Collected data
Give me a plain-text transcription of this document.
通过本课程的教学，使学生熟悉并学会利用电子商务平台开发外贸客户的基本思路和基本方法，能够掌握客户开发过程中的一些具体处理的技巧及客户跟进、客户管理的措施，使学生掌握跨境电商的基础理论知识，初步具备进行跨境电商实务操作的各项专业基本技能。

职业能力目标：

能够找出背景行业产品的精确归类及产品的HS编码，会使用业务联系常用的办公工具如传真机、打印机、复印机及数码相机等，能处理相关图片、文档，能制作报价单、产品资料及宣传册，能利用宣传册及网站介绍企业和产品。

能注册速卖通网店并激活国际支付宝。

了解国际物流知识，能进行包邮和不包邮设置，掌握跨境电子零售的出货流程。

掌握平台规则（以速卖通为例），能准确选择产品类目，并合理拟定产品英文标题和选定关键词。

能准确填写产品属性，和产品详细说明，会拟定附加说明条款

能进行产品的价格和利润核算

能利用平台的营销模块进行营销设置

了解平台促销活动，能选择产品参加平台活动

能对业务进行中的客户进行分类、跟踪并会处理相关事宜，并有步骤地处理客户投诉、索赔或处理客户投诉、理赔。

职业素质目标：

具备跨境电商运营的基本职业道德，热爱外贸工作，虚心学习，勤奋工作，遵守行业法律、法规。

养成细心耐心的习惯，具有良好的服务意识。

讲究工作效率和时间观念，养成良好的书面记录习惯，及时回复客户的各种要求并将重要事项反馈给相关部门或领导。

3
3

OBJECTIVE - Hand back the material above in full, exactly as written.

REPLY -
Give me a plain-text transcription of this document.
通过本课程的教学，使学生熟悉并学会利用电子商务平台开发外贸客户的基本思路和基本方法，能够掌握客户开发过程中的一些具体处理的技巧及客户跟进、客户管理的措施，使学生掌握跨境电商的基础理论知识，初步具备进行跨境电商实务操作的各项专业基本技能。

职业能力目标：

能够找出背景行业产品的精确归类及产品的HS编码，会使用业务联系常用的办公工具如传真机、打印机、复印机及数码相机等，能处理相关图片、文档，能制作报价单、产品资料及宣传册，能利用宣传册及网站介绍企业和产品。

能注册速卖通网店并激活国际支付宝。

了解国际物流知识，能进行包邮和不包邮设置，掌握跨境电子零售的出货流程。

掌握平台规则（以速卖通为例），能准确选择产品类目，并合理拟定产品英文标题和选定关键词。

能准确填写产品属性，和产品详细说明，会拟定附加说明条款

能进行产品的价格和利润核算

能利用平台的营销模块进行营销设置

了解平台促销活动，能选择产品参加平台活动

能对业务进行中的客户进行分类、跟踪并会处理相关事宜，并有步骤地处理客户投诉、索赔或处理客户投诉、理赔。

职业素质目标：

具备跨境电商运营的基本职业道德，热爱外贸工作，虚心学习，勤奋工作，遵守行业法律、法规。

养成细心耐心的习惯，具有良好的服务意识。

讲究工作效率和时间观念，养成良好的书面记录习惯，及时回复客户的各种要求并将重要事项反馈给相关部门或领导。

3
3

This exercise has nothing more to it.